─── Input records

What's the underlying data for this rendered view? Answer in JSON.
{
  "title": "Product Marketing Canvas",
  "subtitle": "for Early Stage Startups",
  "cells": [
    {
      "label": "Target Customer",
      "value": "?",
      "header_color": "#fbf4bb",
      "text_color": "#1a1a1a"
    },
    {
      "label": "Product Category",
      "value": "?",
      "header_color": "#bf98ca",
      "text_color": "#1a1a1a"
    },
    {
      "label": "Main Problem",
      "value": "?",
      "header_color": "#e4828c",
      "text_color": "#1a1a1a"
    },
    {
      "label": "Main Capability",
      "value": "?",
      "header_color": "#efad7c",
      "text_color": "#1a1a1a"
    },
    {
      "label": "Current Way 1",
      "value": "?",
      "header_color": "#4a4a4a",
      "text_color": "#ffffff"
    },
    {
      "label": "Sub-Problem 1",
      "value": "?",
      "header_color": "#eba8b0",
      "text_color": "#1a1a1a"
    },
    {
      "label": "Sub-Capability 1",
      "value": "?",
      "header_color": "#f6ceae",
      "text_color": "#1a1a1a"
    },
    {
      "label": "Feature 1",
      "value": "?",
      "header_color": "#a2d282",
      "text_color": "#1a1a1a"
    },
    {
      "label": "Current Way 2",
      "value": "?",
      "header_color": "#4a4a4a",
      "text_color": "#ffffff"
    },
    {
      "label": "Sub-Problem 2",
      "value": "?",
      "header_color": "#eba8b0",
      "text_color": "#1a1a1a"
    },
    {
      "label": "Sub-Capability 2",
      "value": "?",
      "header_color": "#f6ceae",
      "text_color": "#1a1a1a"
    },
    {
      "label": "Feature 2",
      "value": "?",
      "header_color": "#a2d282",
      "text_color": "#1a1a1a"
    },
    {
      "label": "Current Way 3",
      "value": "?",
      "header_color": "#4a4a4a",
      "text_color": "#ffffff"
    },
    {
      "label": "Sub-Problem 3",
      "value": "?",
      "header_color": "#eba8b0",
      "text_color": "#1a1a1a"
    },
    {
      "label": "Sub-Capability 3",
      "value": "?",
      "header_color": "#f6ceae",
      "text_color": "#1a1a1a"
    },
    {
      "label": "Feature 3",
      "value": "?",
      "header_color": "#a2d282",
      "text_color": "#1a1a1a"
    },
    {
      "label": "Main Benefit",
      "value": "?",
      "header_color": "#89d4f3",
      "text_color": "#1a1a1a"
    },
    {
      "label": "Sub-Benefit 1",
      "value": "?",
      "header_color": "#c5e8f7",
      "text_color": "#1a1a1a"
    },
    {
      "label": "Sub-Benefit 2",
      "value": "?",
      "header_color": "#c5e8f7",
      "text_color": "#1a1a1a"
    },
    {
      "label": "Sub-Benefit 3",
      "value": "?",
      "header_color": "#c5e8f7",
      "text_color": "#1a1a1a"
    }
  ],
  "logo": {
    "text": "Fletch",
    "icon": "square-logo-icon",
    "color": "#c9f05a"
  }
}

──────

What is expected
Using the listing above, show every line that includes the string "Capability".

Written answer
      "label": "Main Capability",
      "label": "Sub-Capability 1",
      "label": "Sub-Capability 2",
      "label": "Sub-Capability 3",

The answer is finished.